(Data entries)
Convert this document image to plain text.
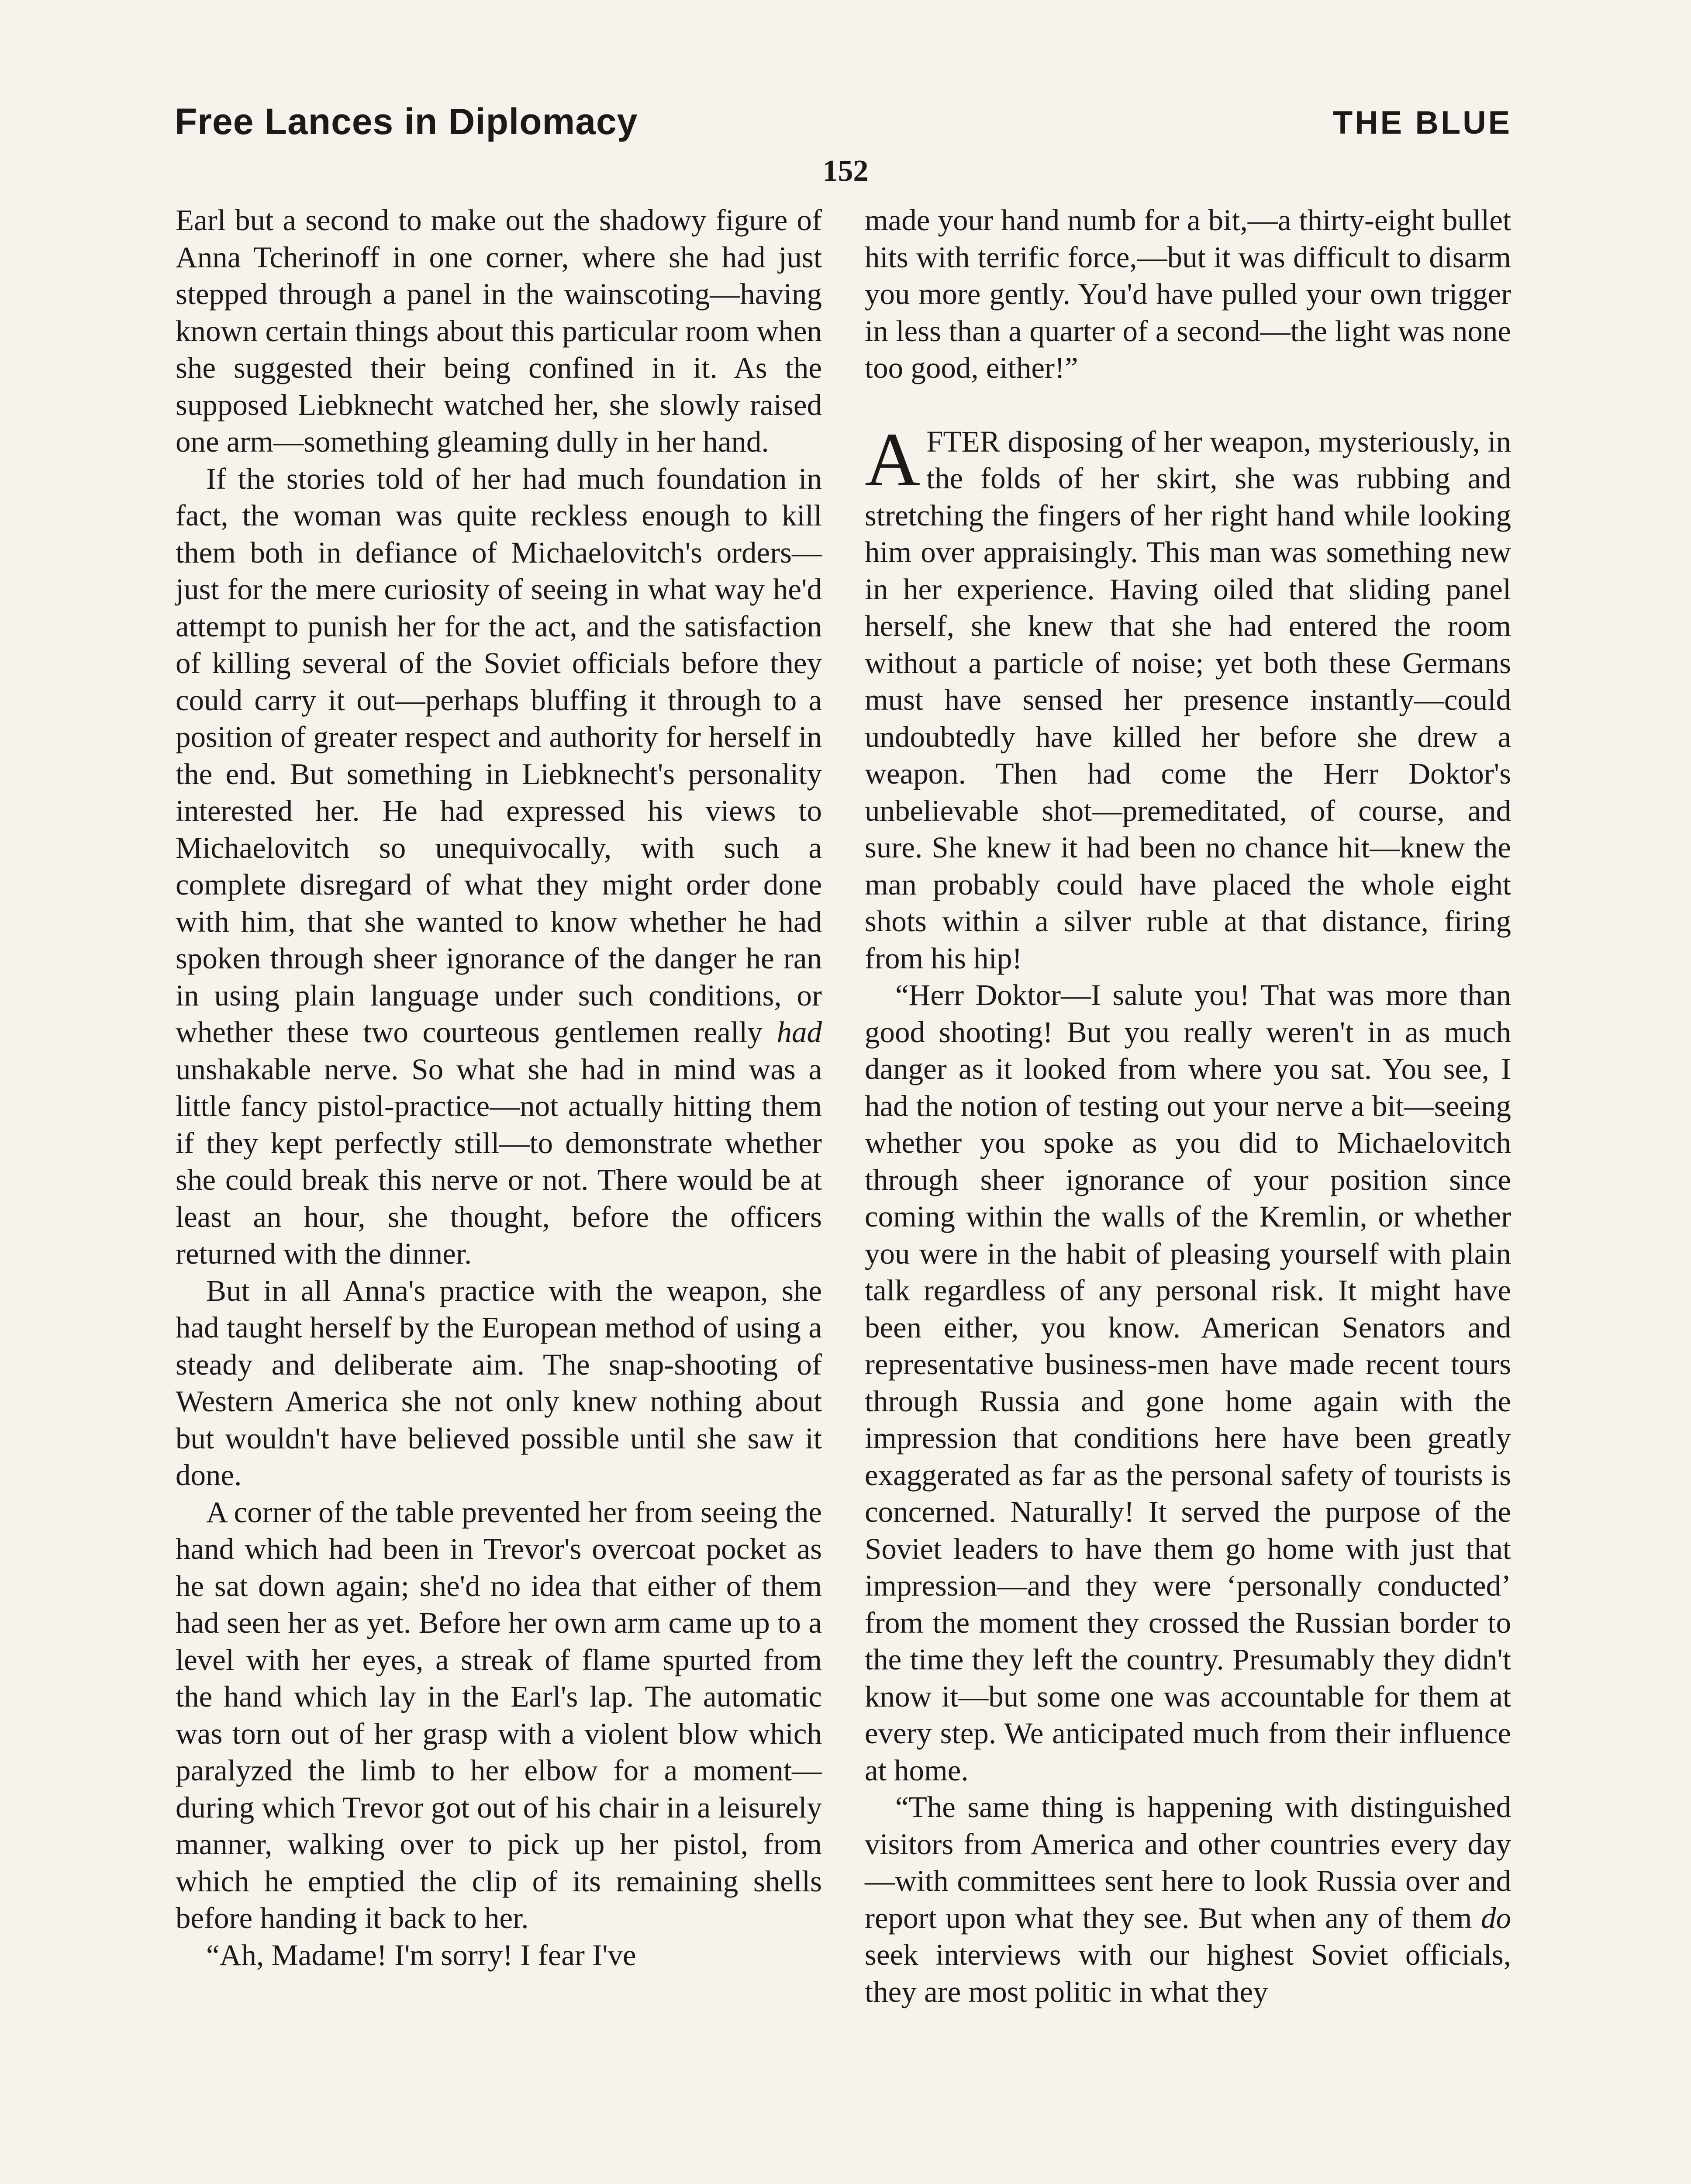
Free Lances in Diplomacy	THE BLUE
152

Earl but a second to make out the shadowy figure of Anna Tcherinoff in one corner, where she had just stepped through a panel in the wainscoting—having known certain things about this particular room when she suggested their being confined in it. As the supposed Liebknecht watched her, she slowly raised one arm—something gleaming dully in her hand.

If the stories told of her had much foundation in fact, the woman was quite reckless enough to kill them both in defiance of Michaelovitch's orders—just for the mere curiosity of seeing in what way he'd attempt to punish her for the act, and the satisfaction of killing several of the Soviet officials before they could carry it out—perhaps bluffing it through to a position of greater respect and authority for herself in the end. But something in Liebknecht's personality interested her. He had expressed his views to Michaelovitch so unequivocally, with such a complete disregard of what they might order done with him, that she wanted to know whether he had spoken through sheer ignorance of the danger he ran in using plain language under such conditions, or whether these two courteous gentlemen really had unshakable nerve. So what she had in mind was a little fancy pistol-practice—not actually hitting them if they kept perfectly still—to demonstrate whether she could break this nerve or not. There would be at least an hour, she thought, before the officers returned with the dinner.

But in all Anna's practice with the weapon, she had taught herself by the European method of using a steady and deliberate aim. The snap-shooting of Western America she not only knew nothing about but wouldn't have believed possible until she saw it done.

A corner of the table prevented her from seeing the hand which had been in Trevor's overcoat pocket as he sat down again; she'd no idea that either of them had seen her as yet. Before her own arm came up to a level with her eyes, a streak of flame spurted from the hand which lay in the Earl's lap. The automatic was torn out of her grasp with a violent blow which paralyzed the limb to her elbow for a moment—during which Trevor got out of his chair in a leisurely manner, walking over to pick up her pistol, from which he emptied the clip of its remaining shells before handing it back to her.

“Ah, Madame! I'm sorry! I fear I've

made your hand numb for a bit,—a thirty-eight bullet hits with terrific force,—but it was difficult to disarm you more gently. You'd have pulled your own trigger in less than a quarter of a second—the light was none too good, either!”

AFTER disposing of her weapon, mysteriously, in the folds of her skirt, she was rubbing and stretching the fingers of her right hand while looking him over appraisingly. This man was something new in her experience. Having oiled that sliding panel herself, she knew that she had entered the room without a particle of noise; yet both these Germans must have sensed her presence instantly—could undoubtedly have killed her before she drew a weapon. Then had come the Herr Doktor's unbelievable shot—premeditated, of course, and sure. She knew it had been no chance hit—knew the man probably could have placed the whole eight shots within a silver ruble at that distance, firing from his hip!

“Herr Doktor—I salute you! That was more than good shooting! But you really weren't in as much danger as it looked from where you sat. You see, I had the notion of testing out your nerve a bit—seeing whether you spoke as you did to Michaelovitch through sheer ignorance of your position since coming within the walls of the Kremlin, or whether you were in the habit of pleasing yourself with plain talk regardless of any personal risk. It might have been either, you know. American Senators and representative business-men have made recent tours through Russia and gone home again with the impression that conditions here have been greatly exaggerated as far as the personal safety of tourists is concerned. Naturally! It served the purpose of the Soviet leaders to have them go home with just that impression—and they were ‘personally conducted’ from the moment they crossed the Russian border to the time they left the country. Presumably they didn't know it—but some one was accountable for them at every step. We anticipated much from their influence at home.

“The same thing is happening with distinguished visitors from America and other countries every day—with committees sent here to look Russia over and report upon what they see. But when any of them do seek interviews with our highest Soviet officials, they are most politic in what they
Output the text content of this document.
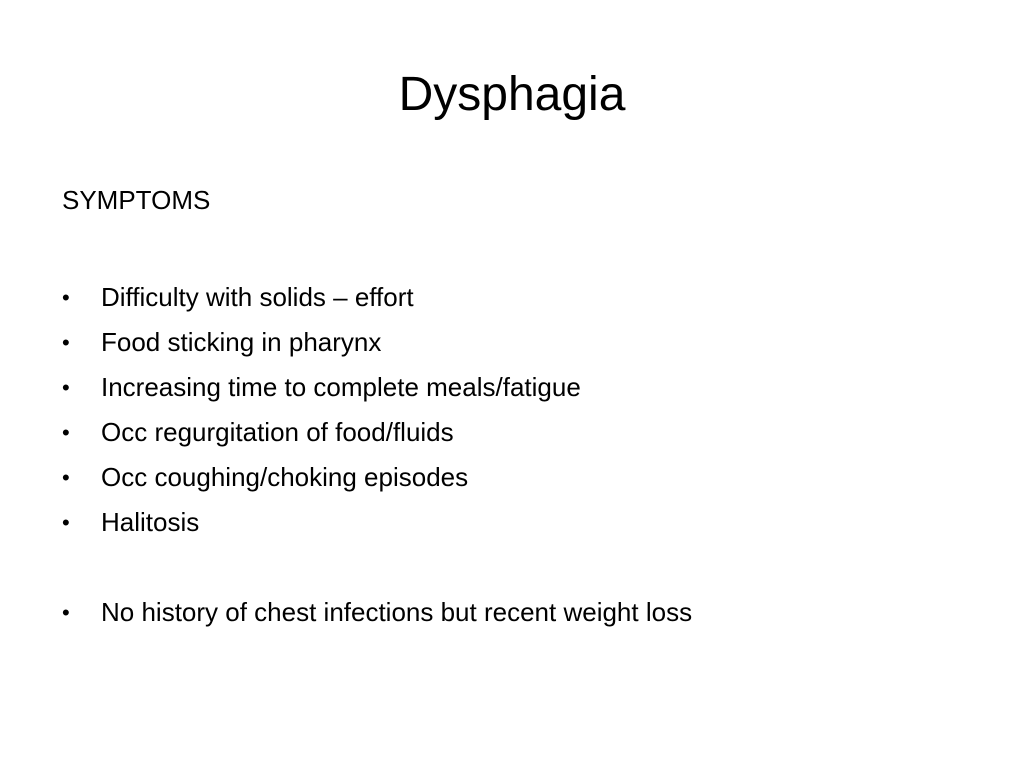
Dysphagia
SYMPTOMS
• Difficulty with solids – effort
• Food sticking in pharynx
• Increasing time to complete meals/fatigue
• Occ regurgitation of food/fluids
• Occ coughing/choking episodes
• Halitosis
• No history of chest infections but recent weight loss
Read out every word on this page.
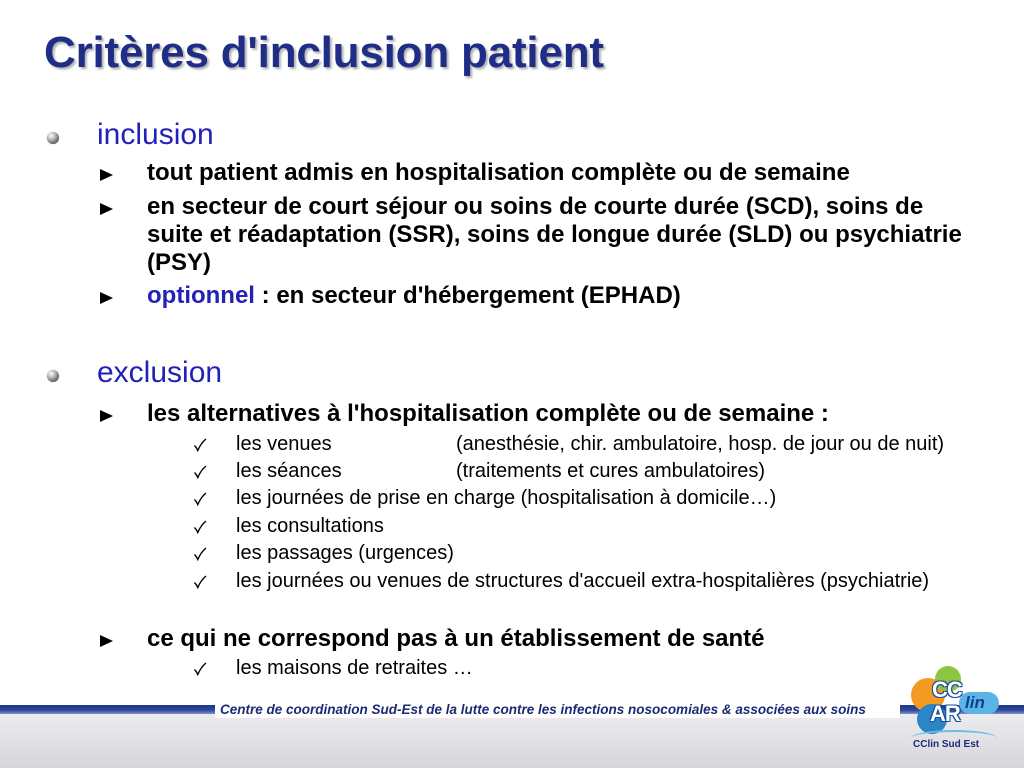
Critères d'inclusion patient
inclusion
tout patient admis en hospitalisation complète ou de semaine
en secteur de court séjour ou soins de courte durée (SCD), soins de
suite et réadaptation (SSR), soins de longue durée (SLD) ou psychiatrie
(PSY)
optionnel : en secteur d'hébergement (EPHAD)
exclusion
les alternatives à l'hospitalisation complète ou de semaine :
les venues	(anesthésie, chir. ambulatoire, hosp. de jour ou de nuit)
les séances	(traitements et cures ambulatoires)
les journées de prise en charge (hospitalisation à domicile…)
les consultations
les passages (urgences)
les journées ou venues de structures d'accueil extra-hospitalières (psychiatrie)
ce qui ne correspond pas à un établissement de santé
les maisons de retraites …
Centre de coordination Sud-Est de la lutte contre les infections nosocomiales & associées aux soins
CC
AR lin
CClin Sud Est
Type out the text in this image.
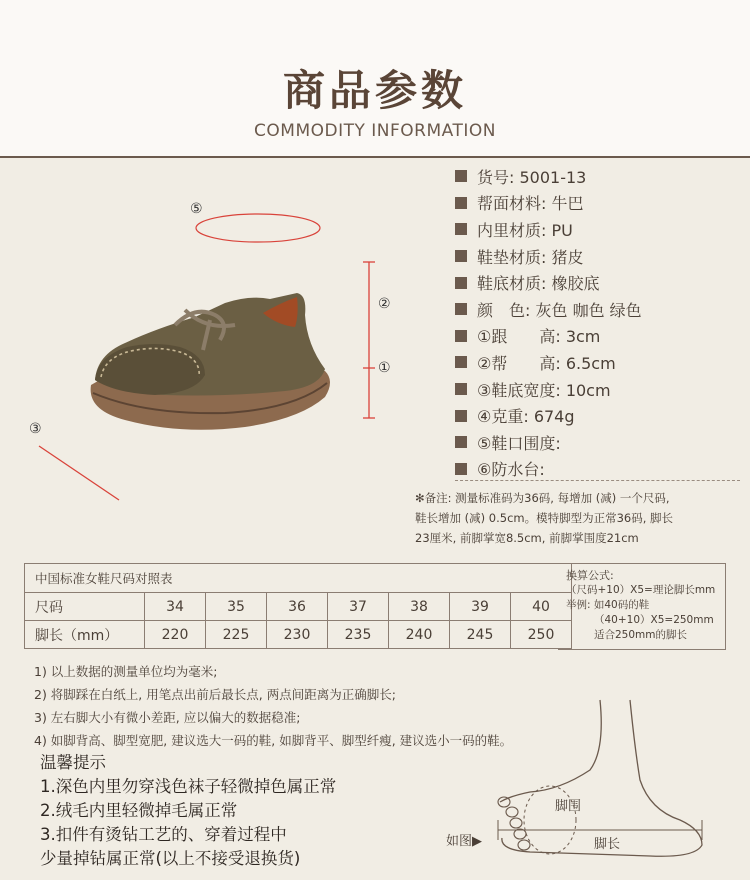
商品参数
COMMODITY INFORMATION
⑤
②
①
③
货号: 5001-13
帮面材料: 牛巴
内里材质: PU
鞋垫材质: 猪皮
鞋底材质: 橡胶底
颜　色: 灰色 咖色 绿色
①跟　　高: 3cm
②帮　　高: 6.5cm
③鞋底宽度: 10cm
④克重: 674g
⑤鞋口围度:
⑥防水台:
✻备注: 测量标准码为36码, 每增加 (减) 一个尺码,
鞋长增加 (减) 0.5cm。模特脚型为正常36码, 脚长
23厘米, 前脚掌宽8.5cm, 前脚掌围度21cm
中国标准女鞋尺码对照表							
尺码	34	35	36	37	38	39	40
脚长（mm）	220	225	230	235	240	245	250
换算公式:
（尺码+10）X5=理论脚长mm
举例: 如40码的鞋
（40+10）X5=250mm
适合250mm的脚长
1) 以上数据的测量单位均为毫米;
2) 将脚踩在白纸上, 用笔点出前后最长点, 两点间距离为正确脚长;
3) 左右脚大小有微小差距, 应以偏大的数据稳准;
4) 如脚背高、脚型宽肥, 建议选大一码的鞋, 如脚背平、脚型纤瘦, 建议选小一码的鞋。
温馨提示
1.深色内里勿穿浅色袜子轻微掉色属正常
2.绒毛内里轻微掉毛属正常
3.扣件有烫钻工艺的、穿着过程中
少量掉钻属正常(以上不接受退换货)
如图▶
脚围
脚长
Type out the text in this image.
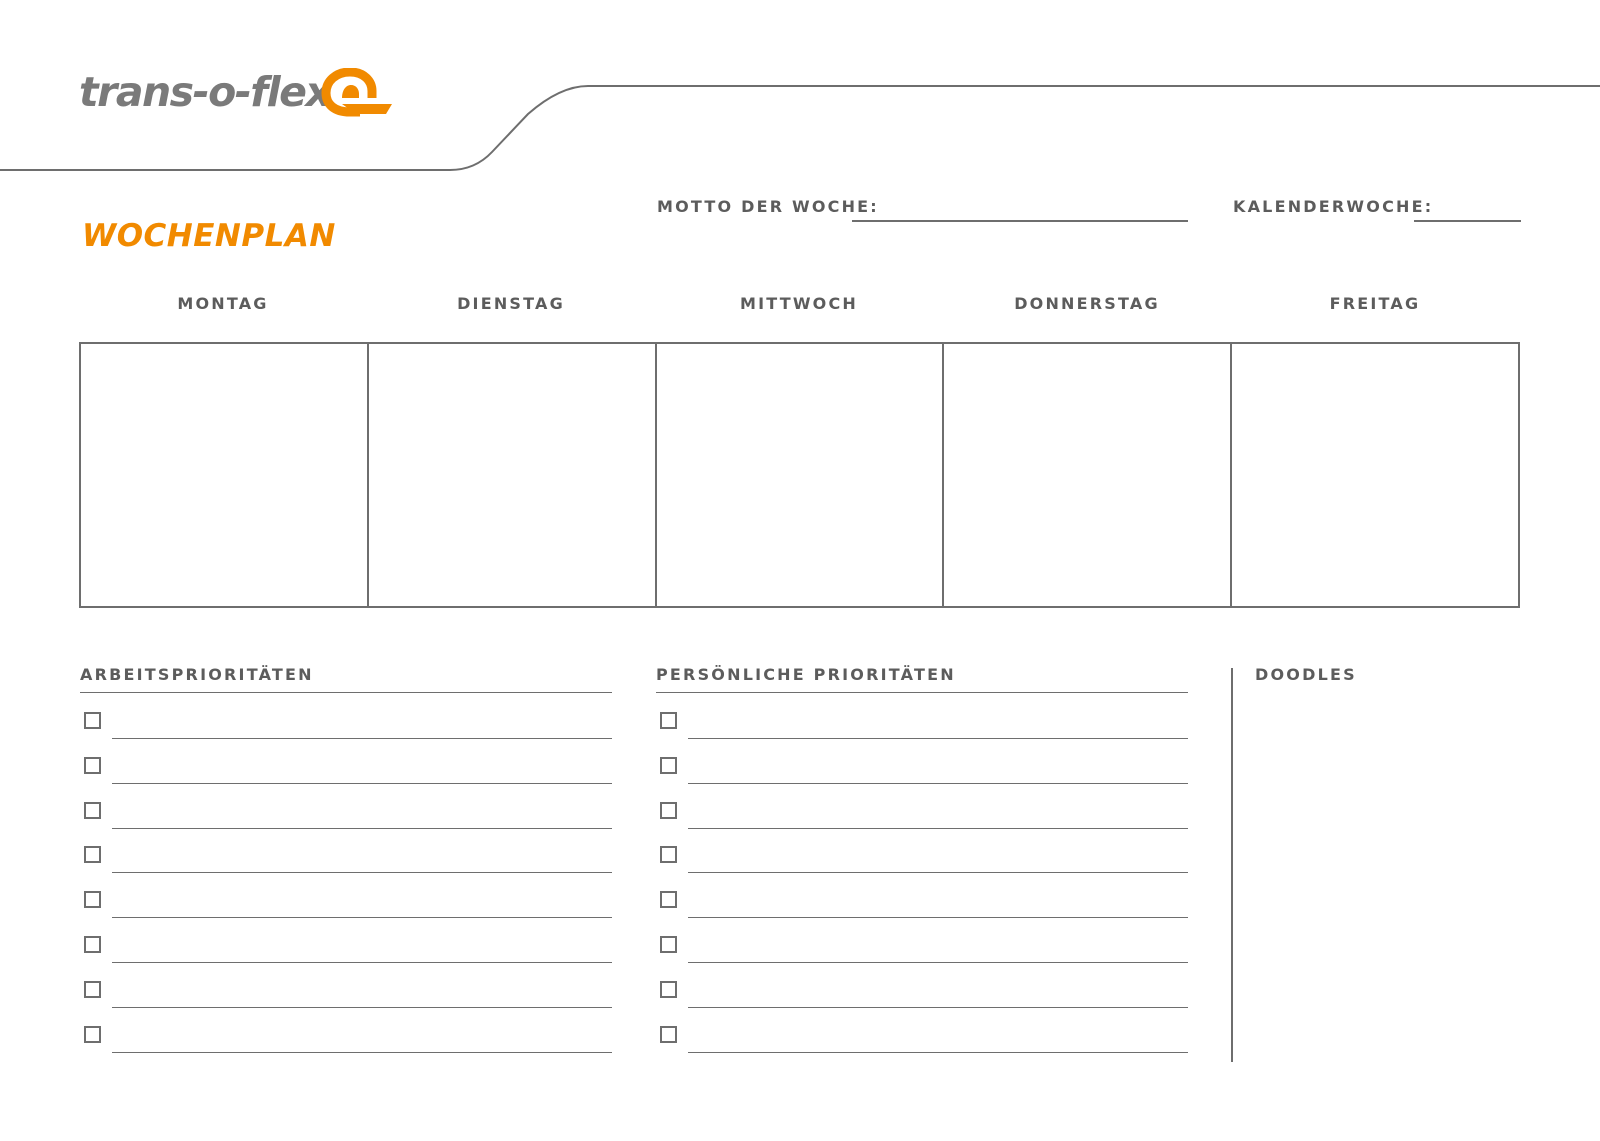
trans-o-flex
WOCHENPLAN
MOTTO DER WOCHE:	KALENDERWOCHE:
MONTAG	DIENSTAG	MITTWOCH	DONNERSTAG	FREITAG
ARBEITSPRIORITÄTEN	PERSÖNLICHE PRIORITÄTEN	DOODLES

## Goal
Reproduce, word for word, every line from the one that contains "Read out every word on this page." to the end of the data, including both ends; omit all pictures.

## Task output
Read out every word on this page.
Critères d'inclusion patient
inclusion
tout patient admis en hospitalisation complète ou de semaine
en secteur de court séjour ou soins de courte durée (SCD), soins de
suite et réadaptation (SSR), soins de longue durée (SLD) ou psychiatrie
(PSY)
optionnel : en secteur d'hébergement (EPHAD)
exclusion
les alternatives à l'hospitalisation complète ou de semaine :
les venues	(anesthésie, chir. ambulatoire, hosp. de jour ou de nuit)
les séances	(traitements et cures ambulatoires)
les journées de prise en charge (hospitalisation à domicile…)
les consultations
les passages (urgences)
les journées ou venues de structures d'accueil extra-hospitalières (psychiatrie)
ce qui ne correspond pas à un établissement de santé
les maisons de retraites …
Centre de coordination Sud-Est de la lutte contre les infections nosocomiales & associées aux soins
CC
AR lin
CClin Sud Est
Type out the text in this image.
商品参数
COMMODITY INFORMATION
⑤
②
①
③
货号: 5001-13
帮面材料: 牛巴
内里材质: PU
鞋垫材质: 猪皮
鞋底材质: 橡胶底
颜　色: 灰色 咖色 绿色
①跟　　高: 3cm
②帮　　高: 6.5cm
③鞋底宽度: 10cm
④克重: 674g
⑤鞋口围度:
⑥防水台:
✻备注: 测量标准码为36码, 每增加 (减) 一个尺码,
鞋长增加 (减) 0.5cm。模特脚型为正常36码, 脚长
23厘米, 前脚掌宽8.5cm, 前脚掌围度21cm
中国标准女鞋尺码对照表							
尺码	34	35	36	37	38	39	40
脚长（mm）	220	225	230	235	240	245	250
换算公式:
（尺码+10）X5=理论脚长mm
举例: 如40码的鞋
（40+10）X5=250mm
适合250mm的脚长
1) 以上数据的测量单位均为毫米;
2) 将脚踩在白纸上, 用笔点出前后最长点, 两点间距离为正确脚长;
3) 左右脚大小有微小差距, 应以偏大的数据稳准;
4) 如脚背高、脚型宽肥, 建议选大一码的鞋, 如脚背平、脚型纤瘦, 建议选小一码的鞋。
温馨提示
1.深色内里勿穿浅色袜子轻微掉色属正常
2.绒毛内里轻微掉毛属正常
3.扣件有烫钻工艺的、穿着过程中
少量掉钻属正常(以上不接受退换货)
如图▶
脚围
脚长
Type out the text in this image.
trans-o-flex
WOCHENPLAN
MOTTO DER WOCHE:	KALENDERWOCHE:
MONTAG	DIENSTAG	MITTWOCH	DONNERSTAG	FREITAG
ARBEITSPRIORITÄTEN	PERSÖNLICHE PRIORITÄTEN	DOODLES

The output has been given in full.